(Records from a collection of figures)

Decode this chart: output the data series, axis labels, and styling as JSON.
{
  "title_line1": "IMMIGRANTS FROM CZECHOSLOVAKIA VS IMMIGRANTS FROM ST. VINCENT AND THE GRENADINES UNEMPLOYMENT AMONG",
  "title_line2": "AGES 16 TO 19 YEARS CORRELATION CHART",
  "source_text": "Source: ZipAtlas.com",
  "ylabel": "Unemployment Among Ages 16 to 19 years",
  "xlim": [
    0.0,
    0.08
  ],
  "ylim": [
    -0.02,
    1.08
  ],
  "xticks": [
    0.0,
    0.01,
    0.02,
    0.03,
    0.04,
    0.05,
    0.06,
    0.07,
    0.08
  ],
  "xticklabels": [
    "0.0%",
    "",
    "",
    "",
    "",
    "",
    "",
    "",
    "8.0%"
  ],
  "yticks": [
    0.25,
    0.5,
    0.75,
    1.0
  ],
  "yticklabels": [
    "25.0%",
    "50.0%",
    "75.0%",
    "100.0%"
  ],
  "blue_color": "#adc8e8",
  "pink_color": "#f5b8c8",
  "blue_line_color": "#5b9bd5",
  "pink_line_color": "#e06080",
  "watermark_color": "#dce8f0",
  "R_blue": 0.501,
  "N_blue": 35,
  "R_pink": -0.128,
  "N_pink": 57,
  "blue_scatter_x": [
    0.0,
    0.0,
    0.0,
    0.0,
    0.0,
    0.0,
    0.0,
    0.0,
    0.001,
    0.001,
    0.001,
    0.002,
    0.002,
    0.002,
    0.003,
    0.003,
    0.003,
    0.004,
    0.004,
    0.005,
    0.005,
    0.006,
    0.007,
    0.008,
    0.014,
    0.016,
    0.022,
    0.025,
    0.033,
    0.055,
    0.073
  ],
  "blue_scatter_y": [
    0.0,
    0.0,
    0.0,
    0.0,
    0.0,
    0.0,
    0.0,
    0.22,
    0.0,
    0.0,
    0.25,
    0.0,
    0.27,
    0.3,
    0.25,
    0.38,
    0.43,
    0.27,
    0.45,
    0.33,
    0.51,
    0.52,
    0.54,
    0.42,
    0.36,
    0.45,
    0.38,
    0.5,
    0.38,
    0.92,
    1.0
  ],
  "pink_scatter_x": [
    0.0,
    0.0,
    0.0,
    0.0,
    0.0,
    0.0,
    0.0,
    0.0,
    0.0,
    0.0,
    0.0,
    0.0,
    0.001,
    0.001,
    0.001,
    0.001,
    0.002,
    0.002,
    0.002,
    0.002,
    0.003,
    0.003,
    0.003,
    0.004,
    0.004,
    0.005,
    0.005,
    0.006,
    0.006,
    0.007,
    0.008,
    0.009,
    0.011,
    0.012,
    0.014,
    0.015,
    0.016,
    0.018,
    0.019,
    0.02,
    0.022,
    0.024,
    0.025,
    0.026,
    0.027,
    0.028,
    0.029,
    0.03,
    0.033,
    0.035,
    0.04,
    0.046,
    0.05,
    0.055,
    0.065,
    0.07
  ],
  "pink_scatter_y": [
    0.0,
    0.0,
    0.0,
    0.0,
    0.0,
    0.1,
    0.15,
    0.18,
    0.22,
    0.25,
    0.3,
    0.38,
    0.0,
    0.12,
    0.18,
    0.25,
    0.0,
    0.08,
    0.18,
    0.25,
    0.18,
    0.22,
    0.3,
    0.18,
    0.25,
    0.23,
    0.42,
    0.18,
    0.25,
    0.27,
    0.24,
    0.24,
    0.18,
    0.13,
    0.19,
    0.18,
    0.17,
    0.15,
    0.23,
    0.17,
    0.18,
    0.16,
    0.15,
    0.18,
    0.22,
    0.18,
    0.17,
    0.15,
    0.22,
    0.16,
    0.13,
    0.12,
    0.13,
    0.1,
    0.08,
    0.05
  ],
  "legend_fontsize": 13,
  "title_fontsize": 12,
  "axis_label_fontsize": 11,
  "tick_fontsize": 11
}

* _TASK PROMPT_
Your task is to transcribe the material exactly.

* _SOLUTION TO THE EXERCISE_
Decode this chart: output the data series, axis labels, and styling as JSON.
{
  "title_line1": "IMMIGRANTS FROM CZECHOSLOVAKIA VS IMMIGRANTS FROM ST. VINCENT AND THE GRENADINES UNEMPLOYMENT AMONG",
  "title_line2": "AGES 16 TO 19 YEARS CORRELATION CHART",
  "source_text": "Source: ZipAtlas.com",
  "ylabel": "Unemployment Among Ages 16 to 19 years",
  "xlim": [
    0.0,
    0.08
  ],
  "ylim": [
    -0.02,
    1.08
  ],
  "xticks": [
    0.0,
    0.01,
    0.02,
    0.03,
    0.04,
    0.05,
    0.06,
    0.07,
    0.08
  ],
  "xticklabels": [
    "0.0%",
    "",
    "",
    "",
    "",
    "",
    "",
    "",
    "8.0%"
  ],
  "yticks": [
    0.25,
    0.5,
    0.75,
    1.0
  ],
  "yticklabels": [
    "25.0%",
    "50.0%",
    "75.0%",
    "100.0%"
  ],
  "blue_color": "#adc8e8",
  "pink_color": "#f5b8c8",
  "blue_line_color": "#5b9bd5",
  "pink_line_color": "#e06080",
  "watermark_color": "#dce8f0",
  "R_blue": 0.501,
  "N_blue": 35,
  "R_pink": -0.128,
  "N_pink": 57,
  "blue_scatter_x": [
    0.0,
    0.0,
    0.0,
    0.0,
    0.0,
    0.0,
    0.0,
    0.0,
    0.001,
    0.001,
    0.001,
    0.002,
    0.002,
    0.002,
    0.003,
    0.003,
    0.003,
    0.004,
    0.004,
    0.005,
    0.005,
    0.006,
    0.007,
    0.008,
    0.014,
    0.016,
    0.022,
    0.025,
    0.033,
    0.055,
    0.073
  ],
  "blue_scatter_y": [
    0.0,
    0.0,
    0.0,
    0.0,
    0.0,
    0.0,
    0.0,
    0.22,
    0.0,
    0.0,
    0.25,
    0.0,
    0.27,
    0.3,
    0.25,
    0.38,
    0.43,
    0.27,
    0.45,
    0.33,
    0.51,
    0.52,
    0.54,
    0.42,
    0.36,
    0.45,
    0.38,
    0.5,
    0.38,
    0.92,
    1.0
  ],
  "pink_scatter_x": [
    0.0,
    0.0,
    0.0,
    0.0,
    0.0,
    0.0,
    0.0,
    0.0,
    0.0,
    0.0,
    0.0,
    0.0,
    0.001,
    0.001,
    0.001,
    0.001,
    0.002,
    0.002,
    0.002,
    0.002,
    0.003,
    0.003,
    0.003,
    0.004,
    0.004,
    0.005,
    0.005,
    0.006,
    0.006,
    0.007,
    0.008,
    0.009,
    0.011,
    0.012,
    0.014,
    0.015,
    0.016,
    0.018,
    0.019,
    0.02,
    0.022,
    0.024,
    0.025,
    0.026,
    0.027,
    0.028,
    0.029,
    0.03,
    0.033,
    0.035,
    0.04,
    0.046,
    0.05,
    0.055,
    0.065,
    0.07
  ],
  "pink_scatter_y": [
    0.0,
    0.0,
    0.0,
    0.0,
    0.0,
    0.1,
    0.15,
    0.18,
    0.22,
    0.25,
    0.3,
    0.38,
    0.0,
    0.12,
    0.18,
    0.25,
    0.0,
    0.08,
    0.18,
    0.25,
    0.18,
    0.22,
    0.3,
    0.18,
    0.25,
    0.23,
    0.42,
    0.18,
    0.25,
    0.27,
    0.24,
    0.24,
    0.18,
    0.13,
    0.19,
    0.18,
    0.17,
    0.15,
    0.23,
    0.17,
    0.18,
    0.16,
    0.15,
    0.18,
    0.22,
    0.18,
    0.17,
    0.15,
    0.22,
    0.16,
    0.13,
    0.12,
    0.13,
    0.1,
    0.08,
    0.05
  ],
  "legend_fontsize": 13,
  "title_fontsize": 12,
  "axis_label_fontsize": 11,
  "tick_fontsize": 11
}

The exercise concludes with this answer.